REQUIRED TASK. In the material below, find every line with "Gifts" and pull it out.

SUPPLIED ENTRIES.

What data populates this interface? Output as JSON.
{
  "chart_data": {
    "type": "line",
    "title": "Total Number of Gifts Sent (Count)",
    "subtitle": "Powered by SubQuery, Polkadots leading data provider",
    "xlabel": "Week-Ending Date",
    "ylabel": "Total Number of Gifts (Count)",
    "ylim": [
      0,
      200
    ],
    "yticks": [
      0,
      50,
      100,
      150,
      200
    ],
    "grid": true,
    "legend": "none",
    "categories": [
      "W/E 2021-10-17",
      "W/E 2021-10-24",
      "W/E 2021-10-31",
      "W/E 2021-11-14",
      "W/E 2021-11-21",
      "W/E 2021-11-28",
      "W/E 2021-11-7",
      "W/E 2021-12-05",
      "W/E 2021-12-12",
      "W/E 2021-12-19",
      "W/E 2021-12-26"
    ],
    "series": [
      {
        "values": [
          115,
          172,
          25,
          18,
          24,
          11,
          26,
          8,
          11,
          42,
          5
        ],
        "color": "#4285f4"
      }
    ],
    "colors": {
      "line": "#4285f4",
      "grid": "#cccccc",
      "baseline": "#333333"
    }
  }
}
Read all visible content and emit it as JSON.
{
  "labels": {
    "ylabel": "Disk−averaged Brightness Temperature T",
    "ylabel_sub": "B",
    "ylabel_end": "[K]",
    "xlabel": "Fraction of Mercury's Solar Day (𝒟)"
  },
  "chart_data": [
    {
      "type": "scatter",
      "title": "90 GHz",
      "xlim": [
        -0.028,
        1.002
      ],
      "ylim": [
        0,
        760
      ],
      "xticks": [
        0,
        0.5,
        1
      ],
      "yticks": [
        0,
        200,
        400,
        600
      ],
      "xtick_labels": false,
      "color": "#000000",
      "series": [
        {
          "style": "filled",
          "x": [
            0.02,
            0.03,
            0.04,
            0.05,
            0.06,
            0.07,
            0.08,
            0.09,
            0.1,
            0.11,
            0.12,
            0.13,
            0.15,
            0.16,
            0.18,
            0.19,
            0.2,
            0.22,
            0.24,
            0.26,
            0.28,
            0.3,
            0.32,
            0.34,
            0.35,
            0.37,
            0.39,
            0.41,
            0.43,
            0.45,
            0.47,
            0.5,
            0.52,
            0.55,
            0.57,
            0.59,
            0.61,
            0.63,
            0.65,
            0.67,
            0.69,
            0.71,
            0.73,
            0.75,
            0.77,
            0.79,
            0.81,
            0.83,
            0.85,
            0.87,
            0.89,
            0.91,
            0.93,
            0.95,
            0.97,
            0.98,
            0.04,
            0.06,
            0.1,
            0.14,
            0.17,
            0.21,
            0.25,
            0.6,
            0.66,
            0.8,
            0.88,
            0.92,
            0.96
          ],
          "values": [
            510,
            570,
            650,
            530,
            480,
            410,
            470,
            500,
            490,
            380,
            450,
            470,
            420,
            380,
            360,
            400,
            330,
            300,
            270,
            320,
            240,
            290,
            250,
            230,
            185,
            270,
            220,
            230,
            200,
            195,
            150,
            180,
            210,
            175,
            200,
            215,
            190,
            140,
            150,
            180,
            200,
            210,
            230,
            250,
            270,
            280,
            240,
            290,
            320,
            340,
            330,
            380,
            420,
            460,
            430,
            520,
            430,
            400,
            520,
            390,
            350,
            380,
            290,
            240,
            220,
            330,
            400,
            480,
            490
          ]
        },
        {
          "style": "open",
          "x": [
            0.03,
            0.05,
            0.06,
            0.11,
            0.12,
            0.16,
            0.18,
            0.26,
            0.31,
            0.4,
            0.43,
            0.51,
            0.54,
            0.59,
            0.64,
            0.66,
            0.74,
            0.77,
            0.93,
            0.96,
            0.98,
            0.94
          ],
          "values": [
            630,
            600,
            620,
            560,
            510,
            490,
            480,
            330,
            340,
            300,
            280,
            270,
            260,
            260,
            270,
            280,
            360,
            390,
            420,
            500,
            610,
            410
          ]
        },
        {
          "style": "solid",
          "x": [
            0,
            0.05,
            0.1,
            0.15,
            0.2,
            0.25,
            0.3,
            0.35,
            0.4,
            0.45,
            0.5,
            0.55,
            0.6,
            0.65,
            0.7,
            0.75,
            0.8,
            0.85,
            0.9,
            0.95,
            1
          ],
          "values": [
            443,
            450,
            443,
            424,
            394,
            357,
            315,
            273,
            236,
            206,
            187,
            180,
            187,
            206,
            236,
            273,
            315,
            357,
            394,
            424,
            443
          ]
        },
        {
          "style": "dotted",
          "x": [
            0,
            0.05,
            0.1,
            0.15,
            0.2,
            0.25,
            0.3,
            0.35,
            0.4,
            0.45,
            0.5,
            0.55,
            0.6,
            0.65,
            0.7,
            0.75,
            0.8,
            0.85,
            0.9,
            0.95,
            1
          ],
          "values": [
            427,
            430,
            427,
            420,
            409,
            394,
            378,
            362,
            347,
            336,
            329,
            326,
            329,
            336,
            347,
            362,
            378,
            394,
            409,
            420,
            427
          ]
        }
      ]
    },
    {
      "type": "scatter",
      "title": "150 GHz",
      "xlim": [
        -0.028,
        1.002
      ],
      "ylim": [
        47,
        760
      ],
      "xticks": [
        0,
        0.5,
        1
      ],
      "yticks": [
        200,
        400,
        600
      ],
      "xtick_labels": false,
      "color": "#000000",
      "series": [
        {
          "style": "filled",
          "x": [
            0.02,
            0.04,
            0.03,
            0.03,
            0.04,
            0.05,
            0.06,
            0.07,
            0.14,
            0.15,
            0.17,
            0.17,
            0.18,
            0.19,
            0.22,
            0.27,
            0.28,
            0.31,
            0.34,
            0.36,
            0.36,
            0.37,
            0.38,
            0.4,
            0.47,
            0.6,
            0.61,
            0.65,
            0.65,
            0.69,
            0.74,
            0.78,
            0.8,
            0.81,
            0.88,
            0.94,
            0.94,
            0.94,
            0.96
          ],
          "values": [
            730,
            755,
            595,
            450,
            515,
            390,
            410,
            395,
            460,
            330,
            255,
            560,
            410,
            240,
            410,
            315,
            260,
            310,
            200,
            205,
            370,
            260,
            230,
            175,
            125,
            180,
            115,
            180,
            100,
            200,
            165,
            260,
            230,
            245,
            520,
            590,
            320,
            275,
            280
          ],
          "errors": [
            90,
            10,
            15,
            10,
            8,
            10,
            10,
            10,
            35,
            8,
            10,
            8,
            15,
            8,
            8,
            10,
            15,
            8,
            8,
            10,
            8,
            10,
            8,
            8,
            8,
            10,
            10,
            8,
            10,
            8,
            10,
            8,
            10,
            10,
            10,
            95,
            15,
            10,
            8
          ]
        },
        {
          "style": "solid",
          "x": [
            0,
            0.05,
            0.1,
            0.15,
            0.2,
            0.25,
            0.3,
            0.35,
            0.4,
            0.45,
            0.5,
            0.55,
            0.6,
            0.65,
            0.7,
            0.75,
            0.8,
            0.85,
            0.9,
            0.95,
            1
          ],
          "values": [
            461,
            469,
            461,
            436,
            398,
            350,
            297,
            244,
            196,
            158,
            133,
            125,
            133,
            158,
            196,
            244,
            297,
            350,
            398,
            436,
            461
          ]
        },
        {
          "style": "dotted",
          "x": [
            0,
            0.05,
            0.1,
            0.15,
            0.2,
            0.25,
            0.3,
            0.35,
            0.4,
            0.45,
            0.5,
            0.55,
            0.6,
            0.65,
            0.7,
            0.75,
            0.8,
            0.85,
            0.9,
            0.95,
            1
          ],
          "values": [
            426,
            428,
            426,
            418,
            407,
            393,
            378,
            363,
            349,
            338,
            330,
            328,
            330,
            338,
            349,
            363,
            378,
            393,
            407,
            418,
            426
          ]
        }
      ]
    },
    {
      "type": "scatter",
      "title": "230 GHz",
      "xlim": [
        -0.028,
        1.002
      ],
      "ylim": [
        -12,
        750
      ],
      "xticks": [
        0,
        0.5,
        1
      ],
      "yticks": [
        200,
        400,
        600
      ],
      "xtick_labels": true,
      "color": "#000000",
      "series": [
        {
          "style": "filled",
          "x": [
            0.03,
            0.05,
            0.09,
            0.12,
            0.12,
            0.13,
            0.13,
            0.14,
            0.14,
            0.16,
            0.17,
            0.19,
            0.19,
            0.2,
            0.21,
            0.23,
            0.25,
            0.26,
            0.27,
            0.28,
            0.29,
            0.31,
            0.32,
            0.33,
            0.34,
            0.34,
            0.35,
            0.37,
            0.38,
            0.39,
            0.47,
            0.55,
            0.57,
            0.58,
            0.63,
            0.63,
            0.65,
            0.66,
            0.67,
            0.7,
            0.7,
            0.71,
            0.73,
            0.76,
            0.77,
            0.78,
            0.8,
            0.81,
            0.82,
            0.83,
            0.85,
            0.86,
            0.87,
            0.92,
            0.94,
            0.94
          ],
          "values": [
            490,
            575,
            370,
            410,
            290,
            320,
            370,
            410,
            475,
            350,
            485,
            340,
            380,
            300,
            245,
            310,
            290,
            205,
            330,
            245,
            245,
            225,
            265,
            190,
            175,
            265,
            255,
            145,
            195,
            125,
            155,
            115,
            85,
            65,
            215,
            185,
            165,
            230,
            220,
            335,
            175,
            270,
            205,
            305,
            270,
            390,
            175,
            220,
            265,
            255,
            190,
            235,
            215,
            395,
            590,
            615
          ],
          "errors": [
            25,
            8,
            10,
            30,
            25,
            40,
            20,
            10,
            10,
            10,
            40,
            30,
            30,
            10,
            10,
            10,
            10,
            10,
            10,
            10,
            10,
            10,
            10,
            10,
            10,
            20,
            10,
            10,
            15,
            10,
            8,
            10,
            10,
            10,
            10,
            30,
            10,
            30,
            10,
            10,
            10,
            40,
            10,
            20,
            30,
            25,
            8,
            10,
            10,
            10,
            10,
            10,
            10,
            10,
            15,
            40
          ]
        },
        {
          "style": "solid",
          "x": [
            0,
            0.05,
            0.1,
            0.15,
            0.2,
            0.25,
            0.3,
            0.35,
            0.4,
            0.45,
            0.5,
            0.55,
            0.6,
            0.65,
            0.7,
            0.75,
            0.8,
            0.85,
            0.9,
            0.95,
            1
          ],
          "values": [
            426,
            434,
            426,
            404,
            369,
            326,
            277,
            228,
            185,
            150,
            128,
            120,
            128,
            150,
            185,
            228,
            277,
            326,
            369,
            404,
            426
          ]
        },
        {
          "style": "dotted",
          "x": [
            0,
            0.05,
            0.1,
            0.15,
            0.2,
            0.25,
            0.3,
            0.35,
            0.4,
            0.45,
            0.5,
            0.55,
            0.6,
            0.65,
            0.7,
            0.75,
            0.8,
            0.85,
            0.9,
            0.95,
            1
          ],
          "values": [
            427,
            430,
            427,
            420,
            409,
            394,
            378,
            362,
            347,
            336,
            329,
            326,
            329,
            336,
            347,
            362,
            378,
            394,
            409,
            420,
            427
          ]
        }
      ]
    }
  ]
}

ANSWER TO THE TASK.
    "title": "Total Number of Gifts Sent (Count)",
    "ylabel": "Total Number of Gifts (Count)",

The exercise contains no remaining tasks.